● WHAT IS ASKED:
Select each line where the word "nativity" appears.

● SUPPLIED MATERIAL:
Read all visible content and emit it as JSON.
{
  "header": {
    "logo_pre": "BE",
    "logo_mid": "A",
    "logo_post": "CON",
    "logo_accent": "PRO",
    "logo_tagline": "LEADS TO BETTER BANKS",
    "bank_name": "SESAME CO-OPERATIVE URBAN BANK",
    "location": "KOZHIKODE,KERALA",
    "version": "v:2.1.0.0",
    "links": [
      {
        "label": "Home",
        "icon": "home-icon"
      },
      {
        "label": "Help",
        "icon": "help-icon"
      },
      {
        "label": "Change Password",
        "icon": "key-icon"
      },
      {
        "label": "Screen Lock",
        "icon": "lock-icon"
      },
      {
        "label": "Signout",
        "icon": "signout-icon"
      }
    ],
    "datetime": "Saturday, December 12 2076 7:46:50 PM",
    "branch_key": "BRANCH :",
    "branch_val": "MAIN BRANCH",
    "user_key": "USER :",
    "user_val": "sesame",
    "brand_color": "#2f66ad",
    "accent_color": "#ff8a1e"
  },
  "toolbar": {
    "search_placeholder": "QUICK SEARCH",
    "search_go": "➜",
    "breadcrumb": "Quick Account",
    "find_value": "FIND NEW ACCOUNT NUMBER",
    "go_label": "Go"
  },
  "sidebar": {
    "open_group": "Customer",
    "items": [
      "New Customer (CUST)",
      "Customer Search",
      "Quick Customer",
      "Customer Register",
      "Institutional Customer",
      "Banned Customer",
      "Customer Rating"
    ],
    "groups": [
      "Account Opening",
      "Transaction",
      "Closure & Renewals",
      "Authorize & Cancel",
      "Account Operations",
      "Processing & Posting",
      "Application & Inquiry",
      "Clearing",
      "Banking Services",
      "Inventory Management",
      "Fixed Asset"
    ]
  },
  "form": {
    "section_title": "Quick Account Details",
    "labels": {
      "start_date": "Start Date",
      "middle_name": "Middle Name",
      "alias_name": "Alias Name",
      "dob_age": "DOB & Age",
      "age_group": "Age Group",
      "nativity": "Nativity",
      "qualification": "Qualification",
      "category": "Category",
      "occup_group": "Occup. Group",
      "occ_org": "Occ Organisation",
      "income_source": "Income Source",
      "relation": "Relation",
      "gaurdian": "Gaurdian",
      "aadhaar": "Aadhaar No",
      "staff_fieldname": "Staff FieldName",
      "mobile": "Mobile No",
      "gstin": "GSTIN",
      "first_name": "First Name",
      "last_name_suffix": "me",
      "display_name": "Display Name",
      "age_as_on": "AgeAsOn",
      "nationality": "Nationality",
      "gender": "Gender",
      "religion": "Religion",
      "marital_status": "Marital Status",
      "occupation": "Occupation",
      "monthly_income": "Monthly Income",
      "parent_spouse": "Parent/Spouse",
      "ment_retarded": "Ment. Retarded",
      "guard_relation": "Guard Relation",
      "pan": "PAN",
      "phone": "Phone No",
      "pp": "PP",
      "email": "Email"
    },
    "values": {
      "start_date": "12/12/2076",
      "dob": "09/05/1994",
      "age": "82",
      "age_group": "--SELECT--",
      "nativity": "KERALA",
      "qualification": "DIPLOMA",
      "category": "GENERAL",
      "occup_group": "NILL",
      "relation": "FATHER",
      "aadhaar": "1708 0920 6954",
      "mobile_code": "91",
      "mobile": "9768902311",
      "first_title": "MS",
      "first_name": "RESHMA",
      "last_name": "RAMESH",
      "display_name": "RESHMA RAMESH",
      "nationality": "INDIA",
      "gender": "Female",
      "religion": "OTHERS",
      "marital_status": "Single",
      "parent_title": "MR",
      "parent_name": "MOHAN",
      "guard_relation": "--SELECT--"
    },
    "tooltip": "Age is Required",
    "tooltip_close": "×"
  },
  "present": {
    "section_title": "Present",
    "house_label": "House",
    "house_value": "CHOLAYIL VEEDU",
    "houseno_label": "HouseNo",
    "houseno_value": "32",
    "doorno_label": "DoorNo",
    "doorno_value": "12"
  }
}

● COMPLETE OUTPUT:
      "nativity": "Nativity",
      "nativity": "KERALA",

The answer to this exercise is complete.